THE TASK: Locate the word "Софія" in the entries below, then gather every line that holds it.

RECORDS FOR THIS EXERCISE:
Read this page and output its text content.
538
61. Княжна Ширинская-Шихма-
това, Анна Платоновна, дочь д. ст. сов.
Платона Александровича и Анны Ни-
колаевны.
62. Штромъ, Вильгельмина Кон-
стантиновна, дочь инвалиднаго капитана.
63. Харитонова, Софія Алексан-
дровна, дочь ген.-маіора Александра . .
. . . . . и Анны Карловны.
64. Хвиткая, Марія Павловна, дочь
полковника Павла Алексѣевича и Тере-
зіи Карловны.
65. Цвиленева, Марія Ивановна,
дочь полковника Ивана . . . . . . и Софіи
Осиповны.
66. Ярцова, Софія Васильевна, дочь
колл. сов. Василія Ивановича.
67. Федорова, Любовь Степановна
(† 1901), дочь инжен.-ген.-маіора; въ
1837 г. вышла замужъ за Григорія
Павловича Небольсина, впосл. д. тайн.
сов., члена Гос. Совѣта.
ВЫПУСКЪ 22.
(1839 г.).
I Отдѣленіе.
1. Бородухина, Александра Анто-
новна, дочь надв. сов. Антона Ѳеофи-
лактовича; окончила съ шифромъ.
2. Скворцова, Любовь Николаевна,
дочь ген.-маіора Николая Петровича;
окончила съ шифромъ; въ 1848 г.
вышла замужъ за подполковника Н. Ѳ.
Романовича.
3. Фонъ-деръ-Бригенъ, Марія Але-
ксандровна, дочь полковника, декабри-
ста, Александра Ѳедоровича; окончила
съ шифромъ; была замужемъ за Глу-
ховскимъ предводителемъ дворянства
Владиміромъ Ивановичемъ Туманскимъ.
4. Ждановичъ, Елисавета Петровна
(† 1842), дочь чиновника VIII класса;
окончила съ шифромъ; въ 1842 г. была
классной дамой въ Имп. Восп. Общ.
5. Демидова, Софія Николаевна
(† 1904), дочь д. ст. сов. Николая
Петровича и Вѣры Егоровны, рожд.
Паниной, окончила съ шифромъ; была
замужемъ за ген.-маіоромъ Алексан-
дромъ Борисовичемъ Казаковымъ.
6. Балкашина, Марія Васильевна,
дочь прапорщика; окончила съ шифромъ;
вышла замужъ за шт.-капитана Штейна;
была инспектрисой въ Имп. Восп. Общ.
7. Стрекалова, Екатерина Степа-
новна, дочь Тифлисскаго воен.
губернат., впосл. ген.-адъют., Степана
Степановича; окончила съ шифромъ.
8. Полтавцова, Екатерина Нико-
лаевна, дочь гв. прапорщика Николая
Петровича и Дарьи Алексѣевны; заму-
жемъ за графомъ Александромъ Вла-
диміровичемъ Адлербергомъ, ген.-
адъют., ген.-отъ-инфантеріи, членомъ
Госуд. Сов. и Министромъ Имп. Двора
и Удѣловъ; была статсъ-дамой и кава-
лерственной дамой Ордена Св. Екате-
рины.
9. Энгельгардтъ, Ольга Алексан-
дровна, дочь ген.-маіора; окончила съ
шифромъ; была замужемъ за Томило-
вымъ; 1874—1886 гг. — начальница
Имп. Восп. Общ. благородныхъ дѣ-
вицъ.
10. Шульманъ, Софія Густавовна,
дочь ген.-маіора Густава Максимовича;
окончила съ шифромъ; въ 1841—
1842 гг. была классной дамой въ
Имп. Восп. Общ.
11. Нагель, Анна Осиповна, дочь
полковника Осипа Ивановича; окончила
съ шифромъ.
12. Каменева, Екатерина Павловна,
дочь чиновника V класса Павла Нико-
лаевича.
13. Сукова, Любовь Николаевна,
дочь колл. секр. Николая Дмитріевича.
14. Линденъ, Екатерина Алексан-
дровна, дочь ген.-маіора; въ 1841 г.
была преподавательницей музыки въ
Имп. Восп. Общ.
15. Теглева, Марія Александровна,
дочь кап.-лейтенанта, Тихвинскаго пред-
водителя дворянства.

SOLUTION TO THIS PROBLEM:
63. Харитонова, Софія Алексан-
66. Ярцова, Софія Васильевна, дочь
5. Демидова, Софія Николаевна
10. Шульманъ, Софія Густавовна,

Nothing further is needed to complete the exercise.